Stored data entries
-- BEGIN --

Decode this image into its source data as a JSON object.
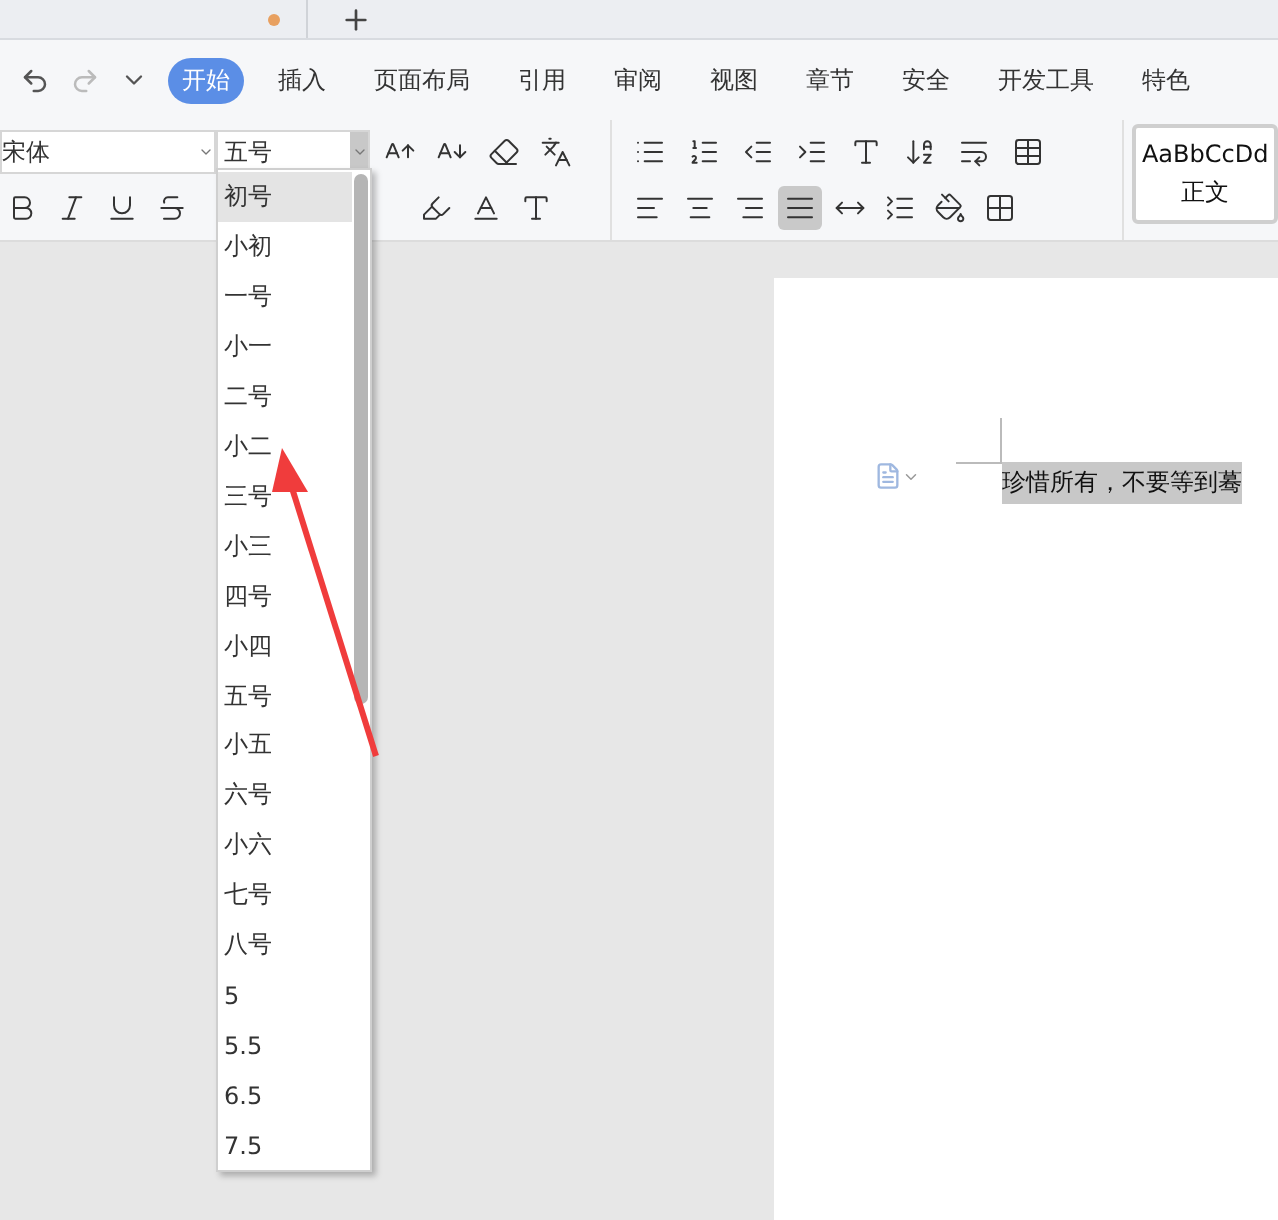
{
  "menu": {
    "tabs": [
      {
        "label": "开始",
        "selected": true
      },
      {
        "label": "插入",
        "selected": false
      },
      {
        "label": "页面布局",
        "selected": false
      },
      {
        "label": "引用",
        "selected": false
      },
      {
        "label": "审阅",
        "selected": false
      },
      {
        "label": "视图",
        "selected": false
      },
      {
        "label": "章节",
        "selected": false
      },
      {
        "label": "安全",
        "selected": false
      },
      {
        "label": "开发工具",
        "selected": false
      },
      {
        "label": "特色",
        "selected": false
      }
    ]
  },
  "font": {
    "family": "宋体",
    "size": "五号"
  },
  "size_options": [
    {
      "label": "初号",
      "selected": true
    },
    {
      "label": "小初",
      "selected": false
    },
    {
      "label": "一号",
      "selected": false
    },
    {
      "label": "小一",
      "selected": false
    },
    {
      "label": "二号",
      "selected": false
    },
    {
      "label": "小二",
      "selected": false
    },
    {
      "label": "三号",
      "selected": false
    },
    {
      "label": "小三",
      "selected": false
    },
    {
      "label": "四号",
      "selected": false
    },
    {
      "label": "小四",
      "selected": false
    },
    {
      "label": "五号",
      "selected": false
    },
    {
      "label": "小五",
      "selected": false
    },
    {
      "label": "六号",
      "selected": false
    },
    {
      "label": "小六",
      "selected": false
    },
    {
      "label": "七号",
      "selected": false
    },
    {
      "label": "八号",
      "selected": false
    },
    {
      "label": "5",
      "selected": false
    },
    {
      "label": "5.5",
      "selected": false
    },
    {
      "label": "6.5",
      "selected": false
    },
    {
      "label": "7.5",
      "selected": false
    }
  ],
  "paragraph_align": [
    {
      "kind": "left",
      "selected": false
    },
    {
      "kind": "center",
      "selected": false
    },
    {
      "kind": "right",
      "selected": false
    },
    {
      "kind": "justify",
      "selected": true
    },
    {
      "kind": "distributed",
      "selected": false
    }
  ],
  "style_preview": {
    "sample": "AaBbCcDd",
    "name": "正文"
  },
  "document": {
    "text": "珍惜所有，不要等到蓦"
  }
}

-- END --

Work required – Using the listing above, gather each line that holds the string "kind" and copy it.

Correct result –
      "kind": "left",
      "kind": "center",
      "kind": "right",
      "kind": "justify",
      "kind": "distributed",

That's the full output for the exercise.